→ ENTRIES SUPPLIED
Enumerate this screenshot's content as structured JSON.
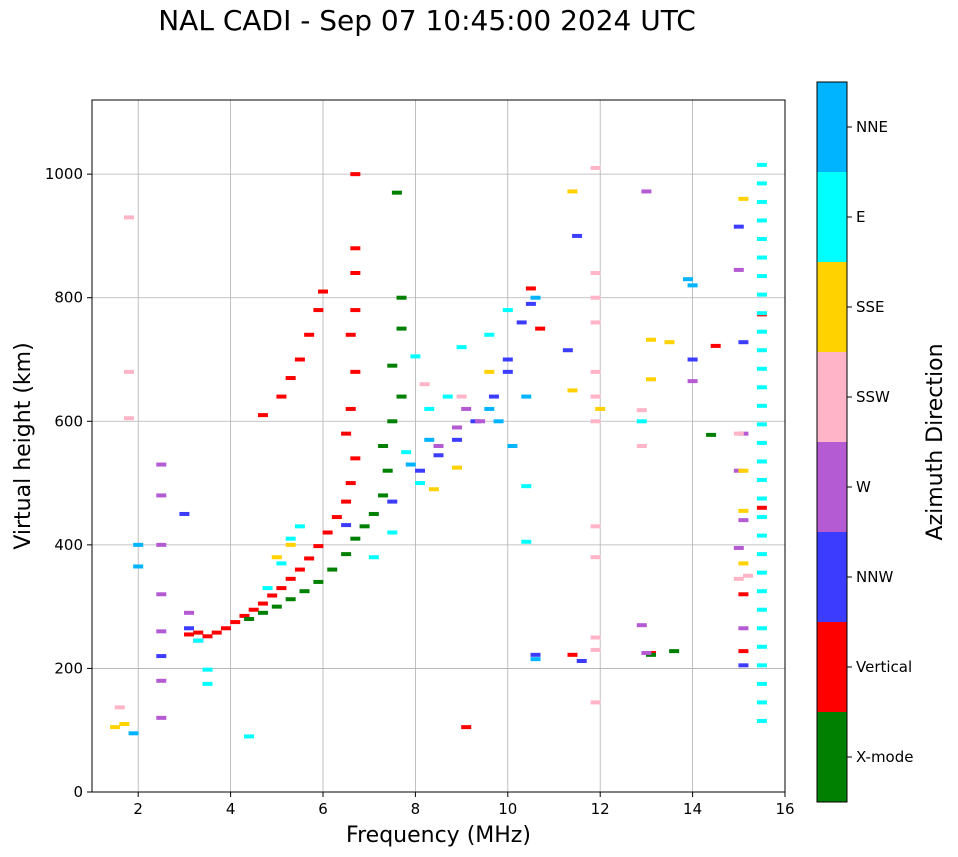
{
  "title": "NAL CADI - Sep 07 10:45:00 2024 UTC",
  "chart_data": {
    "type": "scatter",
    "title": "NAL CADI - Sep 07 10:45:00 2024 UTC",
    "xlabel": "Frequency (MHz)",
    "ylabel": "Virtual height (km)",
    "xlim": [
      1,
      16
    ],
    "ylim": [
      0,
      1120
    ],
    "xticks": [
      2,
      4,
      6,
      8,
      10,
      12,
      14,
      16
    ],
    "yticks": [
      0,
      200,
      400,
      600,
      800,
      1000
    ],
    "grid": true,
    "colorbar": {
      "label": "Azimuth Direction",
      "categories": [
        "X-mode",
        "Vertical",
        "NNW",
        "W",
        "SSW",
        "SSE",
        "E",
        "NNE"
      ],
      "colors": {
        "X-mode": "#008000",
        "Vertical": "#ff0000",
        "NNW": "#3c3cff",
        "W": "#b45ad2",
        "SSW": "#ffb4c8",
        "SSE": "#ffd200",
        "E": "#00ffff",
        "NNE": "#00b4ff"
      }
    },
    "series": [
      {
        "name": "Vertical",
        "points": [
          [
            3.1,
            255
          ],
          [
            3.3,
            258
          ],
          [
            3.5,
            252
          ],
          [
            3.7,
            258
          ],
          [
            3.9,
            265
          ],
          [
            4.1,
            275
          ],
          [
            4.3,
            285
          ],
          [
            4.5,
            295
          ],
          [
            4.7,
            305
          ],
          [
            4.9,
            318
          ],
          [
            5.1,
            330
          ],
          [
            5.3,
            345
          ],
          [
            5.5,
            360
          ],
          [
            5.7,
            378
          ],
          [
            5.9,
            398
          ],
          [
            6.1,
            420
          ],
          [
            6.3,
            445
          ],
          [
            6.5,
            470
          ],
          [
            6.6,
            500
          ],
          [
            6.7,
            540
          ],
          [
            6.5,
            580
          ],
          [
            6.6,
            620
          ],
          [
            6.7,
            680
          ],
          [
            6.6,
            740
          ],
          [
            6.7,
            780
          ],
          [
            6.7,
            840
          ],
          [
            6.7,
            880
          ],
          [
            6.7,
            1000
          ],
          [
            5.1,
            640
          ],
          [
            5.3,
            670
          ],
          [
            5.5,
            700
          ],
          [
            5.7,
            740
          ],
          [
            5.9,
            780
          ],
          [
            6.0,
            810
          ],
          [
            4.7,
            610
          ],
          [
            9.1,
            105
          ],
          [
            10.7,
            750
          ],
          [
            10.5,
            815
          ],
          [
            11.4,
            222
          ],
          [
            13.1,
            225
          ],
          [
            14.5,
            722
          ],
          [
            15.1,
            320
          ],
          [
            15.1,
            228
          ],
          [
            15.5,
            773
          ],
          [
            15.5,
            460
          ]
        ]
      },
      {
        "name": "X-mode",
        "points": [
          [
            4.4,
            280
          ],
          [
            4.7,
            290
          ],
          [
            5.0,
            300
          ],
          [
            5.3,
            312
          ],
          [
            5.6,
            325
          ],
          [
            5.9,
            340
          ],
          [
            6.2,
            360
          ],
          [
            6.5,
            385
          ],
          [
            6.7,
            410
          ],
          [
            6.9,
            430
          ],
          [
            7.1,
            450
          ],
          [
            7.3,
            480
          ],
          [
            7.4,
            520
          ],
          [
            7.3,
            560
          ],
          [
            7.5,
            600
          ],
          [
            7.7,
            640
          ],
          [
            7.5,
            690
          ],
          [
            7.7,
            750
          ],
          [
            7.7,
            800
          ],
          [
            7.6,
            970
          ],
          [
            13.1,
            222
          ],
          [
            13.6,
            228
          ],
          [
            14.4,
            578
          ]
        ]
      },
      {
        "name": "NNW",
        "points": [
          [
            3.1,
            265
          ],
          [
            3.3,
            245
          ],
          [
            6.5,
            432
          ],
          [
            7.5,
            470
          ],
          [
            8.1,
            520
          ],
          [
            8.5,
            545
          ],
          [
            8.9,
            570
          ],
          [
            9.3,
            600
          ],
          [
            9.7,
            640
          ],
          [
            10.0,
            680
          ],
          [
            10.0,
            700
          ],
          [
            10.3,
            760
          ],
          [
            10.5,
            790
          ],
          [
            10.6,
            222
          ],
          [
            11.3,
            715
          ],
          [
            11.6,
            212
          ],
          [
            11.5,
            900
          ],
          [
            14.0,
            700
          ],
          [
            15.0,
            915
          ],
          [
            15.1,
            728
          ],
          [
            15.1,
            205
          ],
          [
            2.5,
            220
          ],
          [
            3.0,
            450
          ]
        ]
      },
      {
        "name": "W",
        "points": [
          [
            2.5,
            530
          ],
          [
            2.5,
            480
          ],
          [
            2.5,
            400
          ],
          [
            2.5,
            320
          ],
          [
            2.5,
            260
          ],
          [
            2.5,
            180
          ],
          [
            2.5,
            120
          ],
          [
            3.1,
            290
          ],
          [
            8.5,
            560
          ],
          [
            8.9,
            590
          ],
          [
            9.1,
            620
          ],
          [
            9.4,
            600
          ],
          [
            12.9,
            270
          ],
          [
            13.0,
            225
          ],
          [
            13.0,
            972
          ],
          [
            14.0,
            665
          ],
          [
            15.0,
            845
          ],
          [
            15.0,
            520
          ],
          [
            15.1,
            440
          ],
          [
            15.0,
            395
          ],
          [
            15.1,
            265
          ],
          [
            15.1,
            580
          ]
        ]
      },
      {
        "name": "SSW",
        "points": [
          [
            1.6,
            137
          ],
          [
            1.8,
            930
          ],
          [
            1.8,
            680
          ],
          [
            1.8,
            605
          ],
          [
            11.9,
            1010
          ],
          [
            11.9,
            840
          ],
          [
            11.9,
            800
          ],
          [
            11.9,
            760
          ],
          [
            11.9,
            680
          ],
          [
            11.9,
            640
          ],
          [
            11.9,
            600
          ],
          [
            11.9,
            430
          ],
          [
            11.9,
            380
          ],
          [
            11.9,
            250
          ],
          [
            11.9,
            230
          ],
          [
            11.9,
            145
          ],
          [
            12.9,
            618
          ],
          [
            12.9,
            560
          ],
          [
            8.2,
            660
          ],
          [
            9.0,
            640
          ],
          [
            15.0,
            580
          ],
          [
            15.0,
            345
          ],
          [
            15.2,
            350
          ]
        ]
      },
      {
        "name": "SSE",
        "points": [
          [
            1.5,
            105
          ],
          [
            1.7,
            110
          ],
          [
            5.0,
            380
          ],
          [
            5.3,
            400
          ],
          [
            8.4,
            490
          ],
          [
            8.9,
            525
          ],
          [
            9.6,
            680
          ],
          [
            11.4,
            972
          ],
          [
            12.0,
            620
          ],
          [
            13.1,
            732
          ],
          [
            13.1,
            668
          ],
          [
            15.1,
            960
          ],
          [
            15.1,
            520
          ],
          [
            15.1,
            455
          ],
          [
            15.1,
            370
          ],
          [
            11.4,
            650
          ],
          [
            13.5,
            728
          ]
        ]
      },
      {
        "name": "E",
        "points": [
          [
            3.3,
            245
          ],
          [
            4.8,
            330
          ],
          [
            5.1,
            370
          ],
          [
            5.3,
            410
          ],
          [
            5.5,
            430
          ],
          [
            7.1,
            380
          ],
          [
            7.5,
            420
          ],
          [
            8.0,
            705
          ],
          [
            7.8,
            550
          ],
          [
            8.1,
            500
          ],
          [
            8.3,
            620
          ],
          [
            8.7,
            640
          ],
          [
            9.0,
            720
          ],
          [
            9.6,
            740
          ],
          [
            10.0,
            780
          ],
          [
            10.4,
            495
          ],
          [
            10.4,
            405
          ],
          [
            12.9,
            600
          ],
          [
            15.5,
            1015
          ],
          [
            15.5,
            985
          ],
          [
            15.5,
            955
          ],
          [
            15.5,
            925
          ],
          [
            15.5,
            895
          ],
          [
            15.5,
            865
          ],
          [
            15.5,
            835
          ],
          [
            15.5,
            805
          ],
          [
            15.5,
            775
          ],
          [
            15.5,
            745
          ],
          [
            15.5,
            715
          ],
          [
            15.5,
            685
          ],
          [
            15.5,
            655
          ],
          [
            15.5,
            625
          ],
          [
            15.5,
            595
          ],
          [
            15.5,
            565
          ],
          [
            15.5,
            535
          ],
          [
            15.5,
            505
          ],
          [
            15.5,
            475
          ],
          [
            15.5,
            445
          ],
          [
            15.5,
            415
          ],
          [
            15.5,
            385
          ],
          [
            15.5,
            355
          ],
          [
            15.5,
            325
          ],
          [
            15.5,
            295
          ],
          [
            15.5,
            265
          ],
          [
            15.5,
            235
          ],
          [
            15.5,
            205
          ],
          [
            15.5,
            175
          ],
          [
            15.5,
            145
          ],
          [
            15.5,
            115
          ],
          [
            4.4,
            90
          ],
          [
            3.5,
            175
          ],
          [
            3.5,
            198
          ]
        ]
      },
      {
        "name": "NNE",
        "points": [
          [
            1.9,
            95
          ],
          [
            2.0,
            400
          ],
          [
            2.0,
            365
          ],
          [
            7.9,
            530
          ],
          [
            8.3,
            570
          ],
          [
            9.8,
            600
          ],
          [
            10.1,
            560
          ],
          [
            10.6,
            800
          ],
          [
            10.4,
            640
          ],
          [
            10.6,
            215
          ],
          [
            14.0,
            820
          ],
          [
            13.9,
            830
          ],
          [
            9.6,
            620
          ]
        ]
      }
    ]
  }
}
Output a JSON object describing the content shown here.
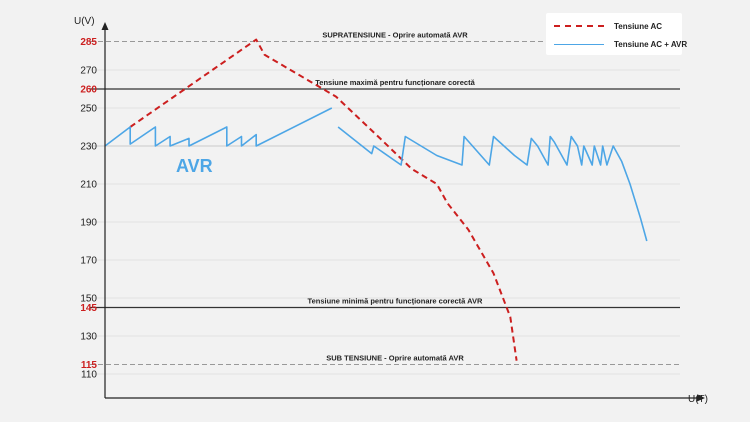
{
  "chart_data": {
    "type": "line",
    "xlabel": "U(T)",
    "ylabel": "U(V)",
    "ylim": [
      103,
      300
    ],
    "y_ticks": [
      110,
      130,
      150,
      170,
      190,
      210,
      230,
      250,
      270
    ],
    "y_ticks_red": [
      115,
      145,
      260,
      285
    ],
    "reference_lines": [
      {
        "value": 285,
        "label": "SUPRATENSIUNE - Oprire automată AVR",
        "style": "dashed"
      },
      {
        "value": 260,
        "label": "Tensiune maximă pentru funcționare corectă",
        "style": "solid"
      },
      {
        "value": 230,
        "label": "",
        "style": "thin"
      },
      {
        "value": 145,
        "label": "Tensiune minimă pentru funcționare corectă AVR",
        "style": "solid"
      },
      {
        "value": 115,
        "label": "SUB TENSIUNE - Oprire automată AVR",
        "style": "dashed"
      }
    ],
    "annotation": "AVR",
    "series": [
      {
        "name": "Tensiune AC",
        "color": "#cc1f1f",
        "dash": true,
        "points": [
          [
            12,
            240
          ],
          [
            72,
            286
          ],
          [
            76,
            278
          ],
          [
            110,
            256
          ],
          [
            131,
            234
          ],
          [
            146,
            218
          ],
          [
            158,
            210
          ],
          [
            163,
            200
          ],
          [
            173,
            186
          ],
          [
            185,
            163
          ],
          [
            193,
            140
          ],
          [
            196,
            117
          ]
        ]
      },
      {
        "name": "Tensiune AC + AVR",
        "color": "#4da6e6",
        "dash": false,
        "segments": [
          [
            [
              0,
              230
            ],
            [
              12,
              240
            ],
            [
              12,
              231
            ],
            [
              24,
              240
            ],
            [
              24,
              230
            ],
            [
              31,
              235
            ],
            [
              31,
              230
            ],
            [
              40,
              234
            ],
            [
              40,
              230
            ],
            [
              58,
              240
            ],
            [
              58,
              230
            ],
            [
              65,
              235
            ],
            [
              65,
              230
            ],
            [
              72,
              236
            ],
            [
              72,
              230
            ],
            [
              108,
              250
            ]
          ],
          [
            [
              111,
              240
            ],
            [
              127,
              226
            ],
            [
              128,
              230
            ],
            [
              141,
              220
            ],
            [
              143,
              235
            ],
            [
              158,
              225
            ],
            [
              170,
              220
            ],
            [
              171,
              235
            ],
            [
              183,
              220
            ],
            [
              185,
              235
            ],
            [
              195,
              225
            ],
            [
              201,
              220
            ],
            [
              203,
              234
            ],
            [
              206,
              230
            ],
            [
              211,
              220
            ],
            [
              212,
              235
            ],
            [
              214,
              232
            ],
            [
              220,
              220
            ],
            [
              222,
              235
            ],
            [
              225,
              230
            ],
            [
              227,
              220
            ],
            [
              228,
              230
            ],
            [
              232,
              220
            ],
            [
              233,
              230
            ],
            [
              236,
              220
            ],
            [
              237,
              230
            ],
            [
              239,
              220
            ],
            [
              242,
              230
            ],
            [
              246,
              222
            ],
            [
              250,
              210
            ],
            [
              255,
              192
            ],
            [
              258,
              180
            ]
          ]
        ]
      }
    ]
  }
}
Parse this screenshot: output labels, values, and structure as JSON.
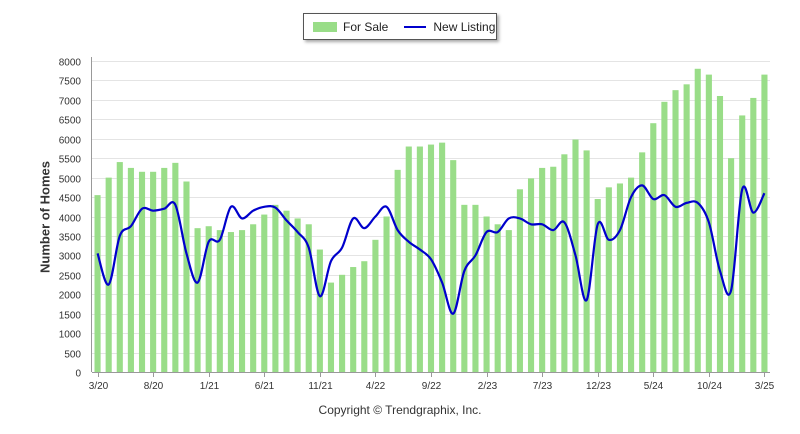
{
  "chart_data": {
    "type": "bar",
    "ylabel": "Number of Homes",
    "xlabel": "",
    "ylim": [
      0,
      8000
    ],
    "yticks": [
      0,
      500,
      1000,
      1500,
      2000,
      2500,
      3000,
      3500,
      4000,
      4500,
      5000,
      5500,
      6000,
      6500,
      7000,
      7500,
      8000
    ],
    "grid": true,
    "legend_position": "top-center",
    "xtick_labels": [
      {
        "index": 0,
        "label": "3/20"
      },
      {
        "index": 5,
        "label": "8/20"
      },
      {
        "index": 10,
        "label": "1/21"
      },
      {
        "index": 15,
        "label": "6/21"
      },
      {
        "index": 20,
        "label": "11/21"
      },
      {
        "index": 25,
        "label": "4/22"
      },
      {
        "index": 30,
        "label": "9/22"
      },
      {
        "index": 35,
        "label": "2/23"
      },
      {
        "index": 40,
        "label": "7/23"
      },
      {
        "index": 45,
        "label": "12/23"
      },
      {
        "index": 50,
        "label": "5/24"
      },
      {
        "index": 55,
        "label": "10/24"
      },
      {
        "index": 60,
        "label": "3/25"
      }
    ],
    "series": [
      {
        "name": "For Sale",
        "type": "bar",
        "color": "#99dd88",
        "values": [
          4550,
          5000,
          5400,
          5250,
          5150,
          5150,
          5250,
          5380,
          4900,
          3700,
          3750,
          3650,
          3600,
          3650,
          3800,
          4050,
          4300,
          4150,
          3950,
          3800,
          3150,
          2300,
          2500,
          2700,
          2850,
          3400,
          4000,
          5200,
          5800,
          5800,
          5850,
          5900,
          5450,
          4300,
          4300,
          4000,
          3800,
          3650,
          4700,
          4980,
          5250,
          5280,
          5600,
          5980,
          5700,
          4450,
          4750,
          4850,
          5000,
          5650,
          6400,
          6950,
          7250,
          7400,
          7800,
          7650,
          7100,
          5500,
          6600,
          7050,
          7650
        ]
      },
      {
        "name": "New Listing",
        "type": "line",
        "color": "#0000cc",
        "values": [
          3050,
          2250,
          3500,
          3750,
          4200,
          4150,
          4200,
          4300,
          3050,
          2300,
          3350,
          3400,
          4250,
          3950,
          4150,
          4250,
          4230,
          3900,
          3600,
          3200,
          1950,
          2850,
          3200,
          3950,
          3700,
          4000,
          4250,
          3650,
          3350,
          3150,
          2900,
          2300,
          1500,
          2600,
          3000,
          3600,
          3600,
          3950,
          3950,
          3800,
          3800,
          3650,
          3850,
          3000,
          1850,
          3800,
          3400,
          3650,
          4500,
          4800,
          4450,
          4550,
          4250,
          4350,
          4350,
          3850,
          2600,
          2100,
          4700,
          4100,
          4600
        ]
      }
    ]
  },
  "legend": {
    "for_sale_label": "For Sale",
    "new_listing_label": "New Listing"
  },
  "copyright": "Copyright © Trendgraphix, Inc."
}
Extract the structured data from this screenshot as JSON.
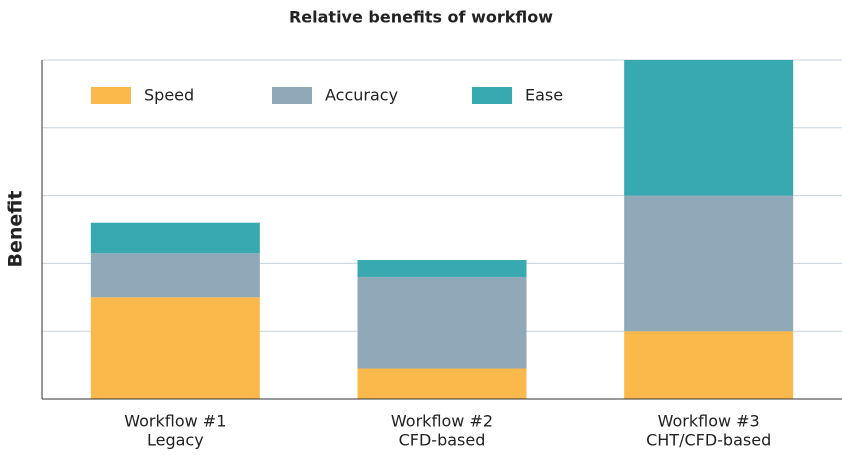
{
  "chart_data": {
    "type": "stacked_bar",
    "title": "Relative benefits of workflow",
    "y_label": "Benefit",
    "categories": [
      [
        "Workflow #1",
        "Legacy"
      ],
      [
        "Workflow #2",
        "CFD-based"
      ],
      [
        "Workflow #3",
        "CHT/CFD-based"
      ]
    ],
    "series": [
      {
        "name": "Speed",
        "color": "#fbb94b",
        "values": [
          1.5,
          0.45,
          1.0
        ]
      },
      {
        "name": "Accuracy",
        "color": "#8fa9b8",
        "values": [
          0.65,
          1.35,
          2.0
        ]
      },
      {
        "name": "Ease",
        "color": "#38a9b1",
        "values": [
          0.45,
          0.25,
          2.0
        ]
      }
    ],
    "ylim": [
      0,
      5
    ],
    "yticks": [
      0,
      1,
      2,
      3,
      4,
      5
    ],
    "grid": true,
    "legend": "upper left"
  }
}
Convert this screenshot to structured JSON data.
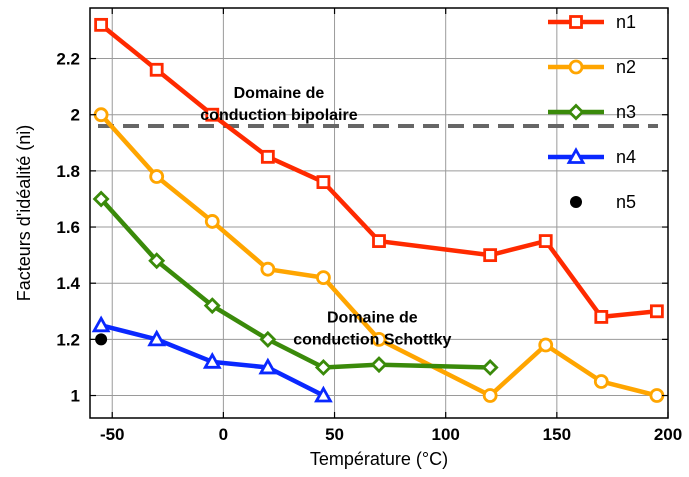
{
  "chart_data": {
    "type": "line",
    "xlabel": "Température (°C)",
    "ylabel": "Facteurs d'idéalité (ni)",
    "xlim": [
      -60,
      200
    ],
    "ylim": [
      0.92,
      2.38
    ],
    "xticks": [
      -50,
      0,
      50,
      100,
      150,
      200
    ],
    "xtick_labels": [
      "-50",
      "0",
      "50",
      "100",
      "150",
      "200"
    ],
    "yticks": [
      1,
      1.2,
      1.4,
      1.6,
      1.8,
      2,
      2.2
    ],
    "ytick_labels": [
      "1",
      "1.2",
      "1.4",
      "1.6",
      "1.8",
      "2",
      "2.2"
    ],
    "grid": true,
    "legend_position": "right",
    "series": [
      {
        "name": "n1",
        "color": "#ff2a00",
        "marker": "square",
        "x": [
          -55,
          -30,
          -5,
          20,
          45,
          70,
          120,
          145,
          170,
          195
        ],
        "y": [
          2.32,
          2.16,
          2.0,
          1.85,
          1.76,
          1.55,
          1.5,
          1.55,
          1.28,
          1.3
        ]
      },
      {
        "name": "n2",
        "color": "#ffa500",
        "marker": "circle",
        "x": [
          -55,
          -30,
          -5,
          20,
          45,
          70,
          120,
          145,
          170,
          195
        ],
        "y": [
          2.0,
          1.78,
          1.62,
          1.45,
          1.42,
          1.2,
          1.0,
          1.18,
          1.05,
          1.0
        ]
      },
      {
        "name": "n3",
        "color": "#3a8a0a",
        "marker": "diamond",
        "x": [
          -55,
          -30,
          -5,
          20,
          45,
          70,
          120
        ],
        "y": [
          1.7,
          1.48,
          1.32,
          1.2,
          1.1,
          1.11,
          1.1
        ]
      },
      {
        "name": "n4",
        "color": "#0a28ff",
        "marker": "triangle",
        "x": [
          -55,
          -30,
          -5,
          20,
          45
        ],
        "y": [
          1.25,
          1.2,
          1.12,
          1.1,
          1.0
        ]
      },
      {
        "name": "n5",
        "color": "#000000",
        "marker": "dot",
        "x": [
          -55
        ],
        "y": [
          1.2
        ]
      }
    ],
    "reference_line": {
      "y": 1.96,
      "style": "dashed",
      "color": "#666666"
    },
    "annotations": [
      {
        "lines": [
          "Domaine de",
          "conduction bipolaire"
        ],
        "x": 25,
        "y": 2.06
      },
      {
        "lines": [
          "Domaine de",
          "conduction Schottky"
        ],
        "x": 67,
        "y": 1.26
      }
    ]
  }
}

→ SET TASK
Find the string "marker" in the records, then copy each line where it occurs.

→ EXERCISE RESPONSE
        "marker": "square",
        "marker": "circle",
        "marker": "diamond",
        "marker": "triangle",
        "marker": "dot",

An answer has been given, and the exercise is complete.